What to work on:
Reproduce the listing below word for word, from its first line through the line that contains "- calendar-cell: 28", including both of those lines.

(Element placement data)
___

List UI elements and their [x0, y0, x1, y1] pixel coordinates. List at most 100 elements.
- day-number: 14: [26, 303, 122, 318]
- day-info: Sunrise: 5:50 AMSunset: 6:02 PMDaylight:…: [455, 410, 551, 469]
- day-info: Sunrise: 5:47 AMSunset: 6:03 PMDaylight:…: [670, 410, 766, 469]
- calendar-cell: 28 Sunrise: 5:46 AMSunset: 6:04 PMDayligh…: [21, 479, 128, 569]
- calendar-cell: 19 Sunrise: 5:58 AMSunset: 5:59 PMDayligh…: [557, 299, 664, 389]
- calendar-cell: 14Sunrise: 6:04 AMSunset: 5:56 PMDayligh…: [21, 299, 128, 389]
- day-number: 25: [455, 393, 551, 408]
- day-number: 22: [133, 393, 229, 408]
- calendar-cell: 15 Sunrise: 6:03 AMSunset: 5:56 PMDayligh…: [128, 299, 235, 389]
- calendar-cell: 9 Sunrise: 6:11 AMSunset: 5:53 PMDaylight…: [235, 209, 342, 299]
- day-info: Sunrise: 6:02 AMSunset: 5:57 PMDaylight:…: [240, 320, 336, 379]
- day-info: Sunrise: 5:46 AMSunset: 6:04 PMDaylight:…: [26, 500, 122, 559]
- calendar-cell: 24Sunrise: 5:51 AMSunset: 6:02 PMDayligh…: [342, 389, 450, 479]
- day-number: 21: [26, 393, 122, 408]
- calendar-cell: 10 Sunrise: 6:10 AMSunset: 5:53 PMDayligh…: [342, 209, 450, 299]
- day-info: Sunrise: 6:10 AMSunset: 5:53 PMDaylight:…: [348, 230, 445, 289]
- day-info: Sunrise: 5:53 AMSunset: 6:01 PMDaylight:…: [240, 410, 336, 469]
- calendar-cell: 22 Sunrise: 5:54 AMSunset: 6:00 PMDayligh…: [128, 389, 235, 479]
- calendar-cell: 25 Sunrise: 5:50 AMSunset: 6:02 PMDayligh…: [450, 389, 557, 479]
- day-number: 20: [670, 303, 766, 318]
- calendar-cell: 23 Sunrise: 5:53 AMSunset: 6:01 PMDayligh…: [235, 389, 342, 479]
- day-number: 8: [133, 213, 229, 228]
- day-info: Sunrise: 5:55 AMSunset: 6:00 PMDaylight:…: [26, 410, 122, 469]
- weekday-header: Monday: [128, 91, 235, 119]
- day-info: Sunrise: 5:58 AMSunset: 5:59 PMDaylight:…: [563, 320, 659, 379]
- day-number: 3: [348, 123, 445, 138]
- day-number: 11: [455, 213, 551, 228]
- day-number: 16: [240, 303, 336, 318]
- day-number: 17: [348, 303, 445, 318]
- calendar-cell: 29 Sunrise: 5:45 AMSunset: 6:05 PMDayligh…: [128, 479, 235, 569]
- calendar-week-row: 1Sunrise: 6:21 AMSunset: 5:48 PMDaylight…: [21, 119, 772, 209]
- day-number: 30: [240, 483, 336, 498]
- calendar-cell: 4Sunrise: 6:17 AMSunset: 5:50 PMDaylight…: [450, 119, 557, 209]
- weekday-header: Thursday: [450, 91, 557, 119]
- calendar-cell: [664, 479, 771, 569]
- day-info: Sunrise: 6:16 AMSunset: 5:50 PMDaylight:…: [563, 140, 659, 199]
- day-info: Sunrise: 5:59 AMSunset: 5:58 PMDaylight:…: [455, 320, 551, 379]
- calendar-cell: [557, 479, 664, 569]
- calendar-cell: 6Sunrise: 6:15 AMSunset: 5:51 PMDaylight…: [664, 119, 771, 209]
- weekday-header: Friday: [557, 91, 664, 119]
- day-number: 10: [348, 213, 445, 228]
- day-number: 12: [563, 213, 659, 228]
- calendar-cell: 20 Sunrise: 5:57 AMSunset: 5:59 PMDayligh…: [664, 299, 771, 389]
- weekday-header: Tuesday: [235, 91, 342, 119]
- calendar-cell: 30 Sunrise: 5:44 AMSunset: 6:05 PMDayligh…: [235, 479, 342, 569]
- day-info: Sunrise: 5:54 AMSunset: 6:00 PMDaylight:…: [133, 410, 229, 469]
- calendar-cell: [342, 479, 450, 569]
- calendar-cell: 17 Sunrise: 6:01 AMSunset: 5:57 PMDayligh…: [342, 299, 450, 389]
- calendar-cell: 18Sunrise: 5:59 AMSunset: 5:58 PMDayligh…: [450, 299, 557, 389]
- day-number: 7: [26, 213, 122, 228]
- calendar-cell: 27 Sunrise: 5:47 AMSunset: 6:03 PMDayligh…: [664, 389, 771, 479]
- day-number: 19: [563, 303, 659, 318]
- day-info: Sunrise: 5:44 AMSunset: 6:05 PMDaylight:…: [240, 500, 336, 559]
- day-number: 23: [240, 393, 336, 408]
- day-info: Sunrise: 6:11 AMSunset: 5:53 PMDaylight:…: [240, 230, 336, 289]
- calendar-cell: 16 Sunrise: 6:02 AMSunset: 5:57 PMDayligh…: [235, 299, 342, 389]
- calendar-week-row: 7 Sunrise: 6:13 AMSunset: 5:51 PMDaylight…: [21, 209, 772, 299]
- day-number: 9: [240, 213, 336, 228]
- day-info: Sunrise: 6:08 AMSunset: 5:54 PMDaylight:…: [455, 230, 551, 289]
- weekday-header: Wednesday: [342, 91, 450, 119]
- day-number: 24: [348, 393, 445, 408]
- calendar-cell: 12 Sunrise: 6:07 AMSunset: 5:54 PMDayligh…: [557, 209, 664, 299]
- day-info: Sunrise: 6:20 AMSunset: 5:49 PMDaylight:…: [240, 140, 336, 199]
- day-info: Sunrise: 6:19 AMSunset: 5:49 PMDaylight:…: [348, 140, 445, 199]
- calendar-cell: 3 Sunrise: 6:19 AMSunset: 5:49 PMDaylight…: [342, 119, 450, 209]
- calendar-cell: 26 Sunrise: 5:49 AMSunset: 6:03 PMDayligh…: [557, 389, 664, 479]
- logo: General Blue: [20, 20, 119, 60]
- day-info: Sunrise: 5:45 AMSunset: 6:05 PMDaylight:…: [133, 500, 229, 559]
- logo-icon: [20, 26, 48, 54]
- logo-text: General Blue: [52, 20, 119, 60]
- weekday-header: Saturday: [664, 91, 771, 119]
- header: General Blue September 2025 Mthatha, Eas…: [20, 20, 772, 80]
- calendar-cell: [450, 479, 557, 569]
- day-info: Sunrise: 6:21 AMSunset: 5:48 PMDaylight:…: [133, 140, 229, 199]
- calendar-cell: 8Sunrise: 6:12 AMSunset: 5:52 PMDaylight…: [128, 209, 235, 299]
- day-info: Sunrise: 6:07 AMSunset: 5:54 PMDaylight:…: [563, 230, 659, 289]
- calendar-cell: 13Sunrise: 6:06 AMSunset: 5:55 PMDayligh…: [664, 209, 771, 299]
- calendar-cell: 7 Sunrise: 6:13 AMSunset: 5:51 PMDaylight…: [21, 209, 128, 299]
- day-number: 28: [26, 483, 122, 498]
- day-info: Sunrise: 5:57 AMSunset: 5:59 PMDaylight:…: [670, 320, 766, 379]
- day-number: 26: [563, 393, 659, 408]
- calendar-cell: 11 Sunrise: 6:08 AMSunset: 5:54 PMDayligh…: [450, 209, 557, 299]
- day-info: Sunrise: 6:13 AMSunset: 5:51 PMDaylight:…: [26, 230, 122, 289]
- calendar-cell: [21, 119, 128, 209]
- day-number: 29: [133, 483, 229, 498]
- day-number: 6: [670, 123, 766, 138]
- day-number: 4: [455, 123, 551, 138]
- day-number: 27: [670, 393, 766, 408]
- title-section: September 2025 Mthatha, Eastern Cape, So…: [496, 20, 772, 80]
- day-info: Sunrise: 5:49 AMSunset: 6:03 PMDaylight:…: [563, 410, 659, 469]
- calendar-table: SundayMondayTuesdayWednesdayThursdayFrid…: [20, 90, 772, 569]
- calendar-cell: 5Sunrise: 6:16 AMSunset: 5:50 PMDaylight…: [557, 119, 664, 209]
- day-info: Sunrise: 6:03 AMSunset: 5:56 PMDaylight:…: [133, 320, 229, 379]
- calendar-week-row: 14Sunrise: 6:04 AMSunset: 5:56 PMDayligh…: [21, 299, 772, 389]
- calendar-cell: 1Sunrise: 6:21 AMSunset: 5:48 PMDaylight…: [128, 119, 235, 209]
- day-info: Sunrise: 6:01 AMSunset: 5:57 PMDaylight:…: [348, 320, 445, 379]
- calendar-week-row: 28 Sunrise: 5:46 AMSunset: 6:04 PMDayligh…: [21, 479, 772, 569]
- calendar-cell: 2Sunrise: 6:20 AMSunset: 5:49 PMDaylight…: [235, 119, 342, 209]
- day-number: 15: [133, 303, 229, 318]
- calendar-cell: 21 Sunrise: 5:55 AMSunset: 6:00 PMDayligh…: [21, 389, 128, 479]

___

Exercise answer:
List UI elements and their [x0, y0, x1, y1] pixel coordinates. List at most 100 elements.
- day-number: 14: [26, 303, 122, 318]
- day-info: Sunrise: 5:50 AMSunset: 6:02 PMDaylight:…: [455, 410, 551, 469]
- day-info: Sunrise: 5:47 AMSunset: 6:03 PMDaylight:…: [670, 410, 766, 469]
- calendar-cell: 28 Sunrise: 5:46 AMSunset: 6:04 PMDayligh…: [21, 479, 128, 569]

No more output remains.